> [Problem to solve] Exactly repeat the material, dropping every picture from the copy.

(Dataset listings of figures)
━━━━

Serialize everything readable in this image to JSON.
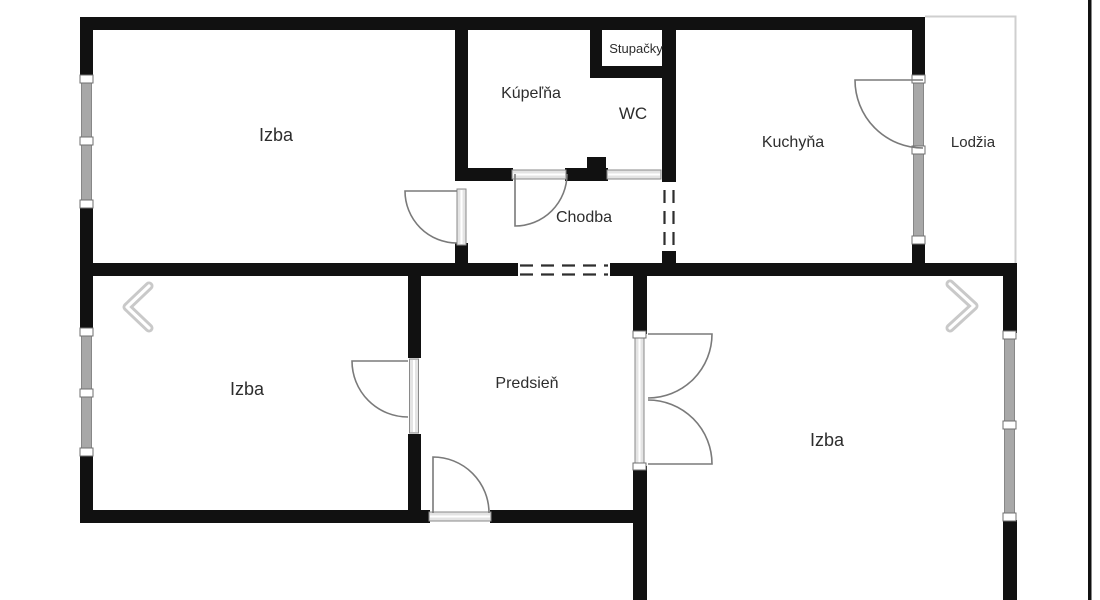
{
  "image_type": "floor-plan-photo",
  "gallery": {
    "prev_icon": "chevron-left",
    "next_icon": "chevron-right"
  },
  "floorplan": {
    "rooms": [
      {
        "id": "izba-top-left",
        "label": "Izba"
      },
      {
        "id": "kupelna",
        "label": "Kúpeľňa"
      },
      {
        "id": "stupacky",
        "label": "Stupačky"
      },
      {
        "id": "wc",
        "label": "WC"
      },
      {
        "id": "kuchyna",
        "label": "Kuchyňa"
      },
      {
        "id": "lodzia",
        "label": "Lodžia"
      },
      {
        "id": "chodba",
        "label": "Chodba"
      },
      {
        "id": "izba-bottom-left",
        "label": "Izba"
      },
      {
        "id": "predsien",
        "label": "Predsieň"
      },
      {
        "id": "izba-bottom-right",
        "label": "Izba"
      }
    ],
    "colors": {
      "background": "#ffffff",
      "wall": "#111111",
      "window": "#a8a8a8",
      "door_arc": "#7a7a7a",
      "label": "#2d2d2d",
      "dashed_opening": "#2e2e2e",
      "loggia_outline": "#cfcfcf",
      "chevron": "#c9c9c9",
      "photo_edge": "#111111"
    }
  }
}
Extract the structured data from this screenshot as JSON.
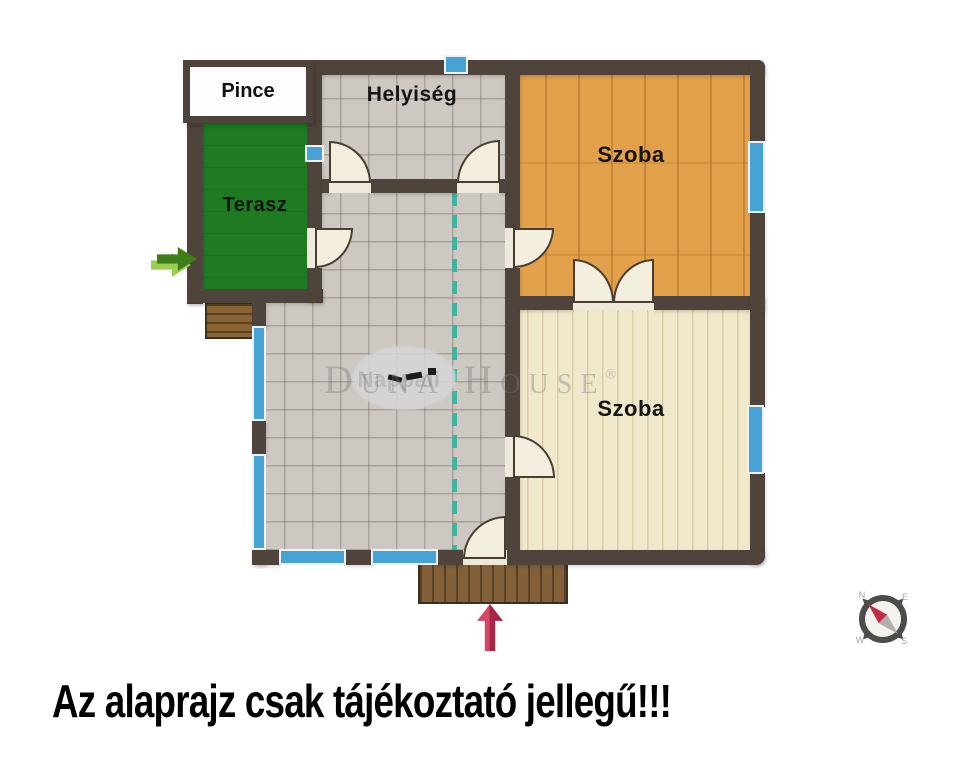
{
  "rooms": {
    "pince": "Pince",
    "terasz": "Terasz",
    "helyiseg": "Helyiség",
    "szoba_top": "Szoba",
    "nappali": "Nappali",
    "szoba_bottom": "Szoba"
  },
  "watermark": {
    "text": "Duna House",
    "registered": "®"
  },
  "compass": {
    "n": "N",
    "e": "E",
    "w": "W",
    "s": "S"
  },
  "disclaimer": "Az alaprajz csak tájékoztató jellegű!!!",
  "colors": {
    "wall": "#4f443b",
    "window": "#47a3d6",
    "terrace_green": "#1e7b22",
    "tile_floor": "#cdc8c2",
    "wood_floor_warm": "#e2a04b",
    "wood_floor_light": "#f0e8ca",
    "deck_brown": "#83603a",
    "divider_dashed_teal": "#3fb49e",
    "entry_arrow_red": "#c92e52",
    "side_arrow_green": "#3f7d19",
    "compass_needle_red": "#c22b45"
  }
}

━━━━

> [Exercise output]
Serialize everything readable in this image to JSON.
{
  "image_type": "floor-plan-photo",
  "gallery": {
    "prev_icon": "chevron-left",
    "next_icon": "chevron-right"
  },
  "floorplan": {
    "rooms": [
      {
        "id": "izba-top-left",
        "label": "Izba"
      },
      {
        "id": "kupelna",
        "label": "Kúpeľňa"
      },
      {
        "id": "stupacky",
        "label": "Stupačky"
      },
      {
        "id": "wc",
        "label": "WC"
      },
      {
        "id": "kuchyna",
        "label": "Kuchyňa"
      },
      {
        "id": "lodzia",
        "label": "Lodžia"
      },
      {
        "id": "chodba",
        "label": "Chodba"
      },
      {
        "id": "izba-bottom-left",
        "label": "Izba"
      },
      {
        "id": "predsien",
        "label": "Predsieň"
      },
      {
        "id": "izba-bottom-right",
        "label": "Izba"
      }
    ],
    "colors": {
      "background": "#ffffff",
      "wall": "#111111",
      "window": "#a8a8a8",
      "door_arc": "#7a7a7a",
      "label": "#2d2d2d",
      "dashed_opening": "#2e2e2e",
      "loggia_outline": "#cfcfcf",
      "chevron": "#c9c9c9",
      "photo_edge": "#111111"
    }
  }
}
Extract the structured data from this screenshot as JSON.
{
  "rooms": {
    "pince": "Pince",
    "terasz": "Terasz",
    "helyiseg": "Helyiség",
    "szoba_top": "Szoba",
    "nappali": "Nappali",
    "szoba_bottom": "Szoba"
  },
  "watermark": {
    "text": "Duna House",
    "registered": "®"
  },
  "compass": {
    "n": "N",
    "e": "E",
    "w": "W",
    "s": "S"
  },
  "disclaimer": "Az alaprajz csak tájékoztató jellegű!!!",
  "colors": {
    "wall": "#4f443b",
    "window": "#47a3d6",
    "terrace_green": "#1e7b22",
    "tile_floor": "#cdc8c2",
    "wood_floor_warm": "#e2a04b",
    "wood_floor_light": "#f0e8ca",
    "deck_brown": "#83603a",
    "divider_dashed_teal": "#3fb49e",
    "entry_arrow_red": "#c92e52",
    "side_arrow_green": "#3f7d19",
    "compass_needle_red": "#c22b45"
  }
}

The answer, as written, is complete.